GIVEN INFORMATION -
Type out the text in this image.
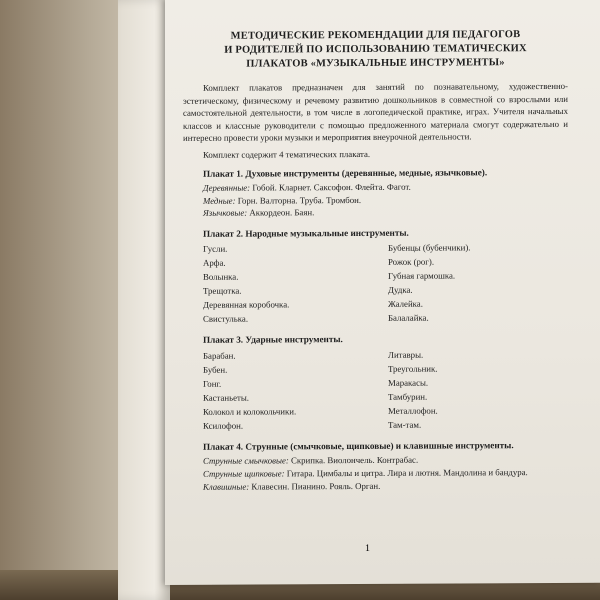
МЕТОДИЧЕСКИЕ РЕКОМЕНДАЦИИ ДЛЯ ПЕДАГОГОВ
И РОДИТЕЛЕЙ ПО ИСПОЛЬЗОВАНИЮ ТЕМАТИЧЕСКИХ
ПЛАКАТОВ «МУЗЫКАЛЬНЫЕ ИНСТРУМЕНТЫ»

Комплект плакатов предназначен для занятий по познавательному, художественно-эстетическому, физическому и речевому развитию дошкольников в совместной со взрослыми или самостоятельной деятельности, в том числе в логопедической практике, играх. Учителя начальных классов и классные руководители с помощью предложенного материала смогут содержательно и интересно провести уроки музыки и мероприятия внеурочной деятельности.

Комплект содержит 4 тематических плаката.

Плакат 1. Духовые инструменты (деревянные, медные, язычковые).
Деревянные: Гобой. Кларнет. Саксофон. Флейта. Фагот.
Медные: Горн. Валторна. Труба. Тромбон.
Язычковые: Аккордеон. Баян.
Плакат 2. Народные музыкальные инструменты.
Гусли.	Бубенцы (бубенчики).
Арфа.	Рожок (рог).
Волынка.	Губная гармошка.
Трещотка.	Дудка.
Деревянная коробочка.	Жалейка.
Свистулька.	Балалайка.
Плакат 3. Ударные инструменты.
Барабан.	Литавры.
Бубен.	Треугольник.
Гонг.	Маракасы.
Кастаньеты.	Тамбурин.
Колокол и колокольчики.	Металлофон.
Ксилофон.	Там-там.
Плакат 4. Струнные (смычковые, щипковые) и клавишные инструменты.
Струнные смычковые: Скрипка. Виолончель. Контрабас.
Струнные щипковые: Гитара. Цимбалы и цитра. Лира и лютня. Мандолина и бандура.
Клавишные: Клавесин. Пианино. Рояль. Орган.
1
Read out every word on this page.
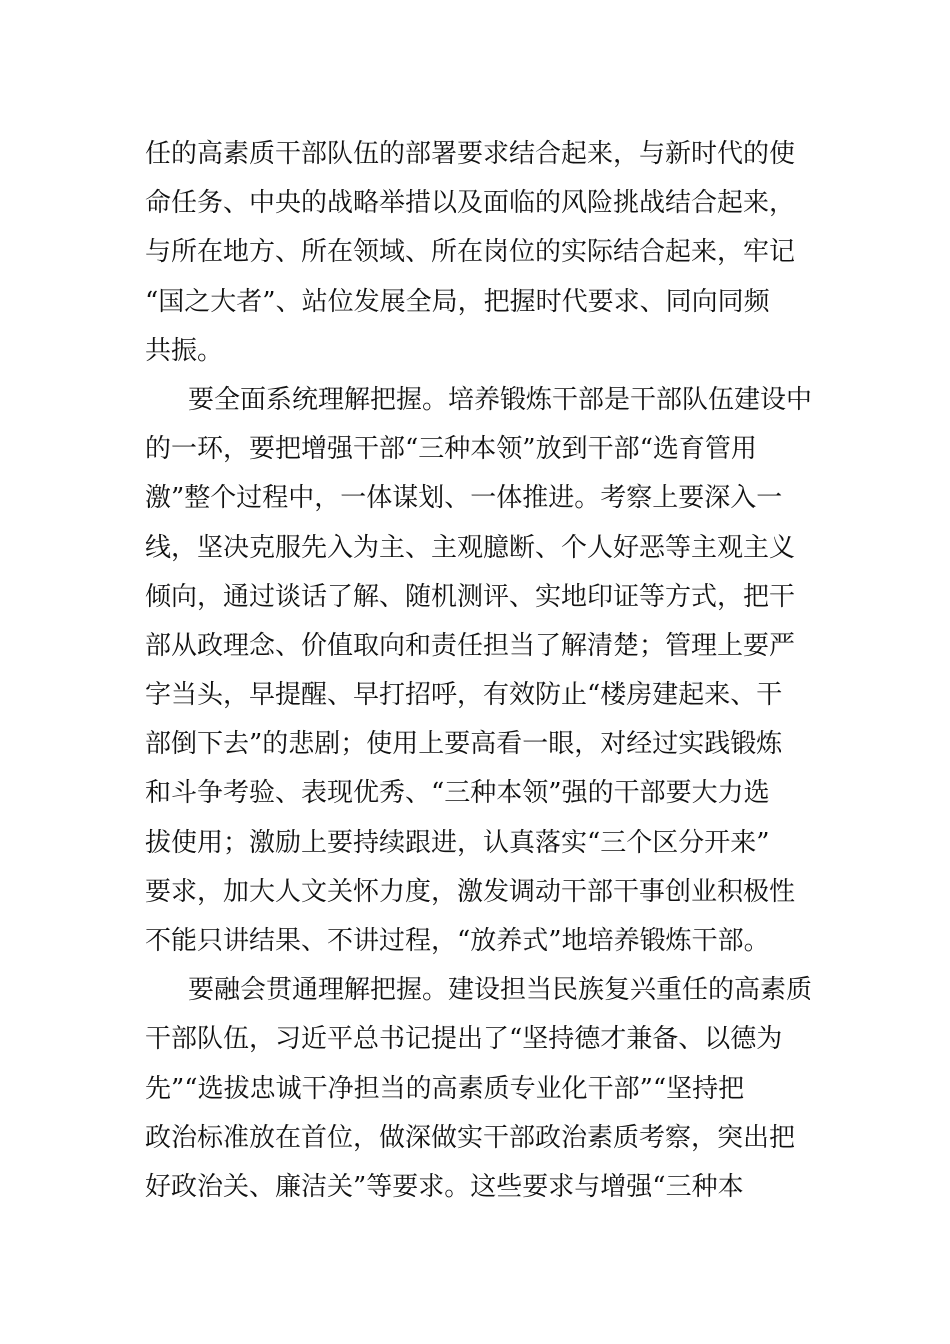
任的高素质干部队伍的部署要求结合起来，与新时代的使
命任务、中央的战略举措以及面临的风险挑战结合起来，
与所在地方、所在领域、所在岗位的实际结合起来，牢记
“国之大者”、站位发展全局，把握时代要求、同向同频
共振。
要全面系统理解把握。培养锻炼干部是干部队伍建设中
的一环，要把增强干部“三种本领”放到干部“选育管用
激”整个过程中，一体谋划、一体推进。考察上要深入一
线，坚决克服先入为主、主观臆断、个人好恶等主观主义
倾向，通过谈话了解、随机测评、实地印证等方式，把干
部从政理念、价值取向和责任担当了解清楚；管理上要严
字当头，早提醒、早打招呼，有效防止“楼房建起来、干
部倒下去”的悲剧；使用上要高看一眼，对经过实践锻炼
和斗争考验、表现优秀、“三种本领”强的干部要大力选
拔使用；激励上要持续跟进，认真落实“三个区分开来”
要求，加大人文关怀力度，激发调动干部干事创业积极性
不能只讲结果、不讲过程，“放养式”地培养锻炼干部。
要融会贯通理解把握。建设担当民族复兴重任的高素质
干部队伍，习近平总书记提出了“坚持德才兼备、以德为
先”“选拔忠诚干净担当的高素质专业化干部”“坚持把
政治标准放在首位，做深做实干部政治素质考察，突出把
好政治关、廉洁关”等要求。这些要求与增强“三种本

WHAT YOU ARE ASKED TO DO - All entries must be written out again exactly as given, with no pictures in the copy.

TASK ANSWER -
Type out the text in this image.
МЕТОДИЧЕСКИЕ РЕКОМЕНДАЦИИ ДЛЯ ПЕДАГОГОВ
И РОДИТЕЛЕЙ ПО ИСПОЛЬЗОВАНИЮ ТЕМАТИЧЕСКИХ
ПЛАКАТОВ «МУЗЫКАЛЬНЫЕ ИНСТРУМЕНТЫ»

Комплект плакатов предназначен для занятий по познавательному, художественно-эстетическому, физическому и речевому развитию дошкольников в совместной со взрослыми или самостоятельной деятельности, в том числе в логопедической практике, играх. Учителя начальных классов и классные руководители с помощью предложенного материала смогут содержательно и интересно провести уроки музыки и мероприятия внеурочной деятельности.

Комплект содержит 4 тематических плаката.

Плакат 1. Духовые инструменты (деревянные, медные, язычковые).
Деревянные: Гобой. Кларнет. Саксофон. Флейта. Фагот.
Медные: Горн. Валторна. Труба. Тромбон.
Язычковые: Аккордеон. Баян.
Плакат 2. Народные музыкальные инструменты.
Гусли.	Бубенцы (бубенчики).
Арфа.	Рожок (рог).
Волынка.	Губная гармошка.
Трещотка.	Дудка.
Деревянная коробочка.	Жалейка.
Свистулька.	Балалайка.
Плакат 3. Ударные инструменты.
Барабан.	Литавры.
Бубен.	Треугольник.
Гонг.	Маракасы.
Кастаньеты.	Тамбурин.
Колокол и колокольчики.	Металлофон.
Ксилофон.	Там-там.
Плакат 4. Струнные (смычковые, щипковые) и клавишные инструменты.
Струнные смычковые: Скрипка. Виолончель. Контрабас.
Струнные щипковые: Гитара. Цимбалы и цитра. Лира и лютня. Мандолина и бандура.
Клавишные: Клавесин. Пианино. Рояль. Орган.
1
Read out every word on this page.
任的高素质干部队伍的部署要求结合起来，与新时代的使
命任务、中央的战略举措以及面临的风险挑战结合起来，
与所在地方、所在领域、所在岗位的实际结合起来，牢记
“国之大者”、站位发展全局，把握时代要求、同向同频
共振。
要全面系统理解把握。培养锻炼干部是干部队伍建设中
的一环，要把增强干部“三种本领”放到干部“选育管用
激”整个过程中，一体谋划、一体推进。考察上要深入一
线，坚决克服先入为主、主观臆断、个人好恶等主观主义
倾向，通过谈话了解、随机测评、实地印证等方式，把干
部从政理念、价值取向和责任担当了解清楚；管理上要严
字当头，早提醒、早打招呼，有效防止“楼房建起来、干
部倒下去”的悲剧；使用上要高看一眼，对经过实践锻炼
和斗争考验、表现优秀、“三种本领”强的干部要大力选
拔使用；激励上要持续跟进，认真落实“三个区分开来”
要求，加大人文关怀力度，激发调动干部干事创业积极性
不能只讲结果、不讲过程，“放养式”地培养锻炼干部。
要融会贯通理解把握。建设担当民族复兴重任的高素质
干部队伍，习近平总书记提出了“坚持德才兼备、以德为
先”“选拔忠诚干净担当的高素质专业化干部”“坚持把
政治标准放在首位，做深做实干部政治素质考察，突出把
好政治关、廉洁关”等要求。这些要求与增强“三种本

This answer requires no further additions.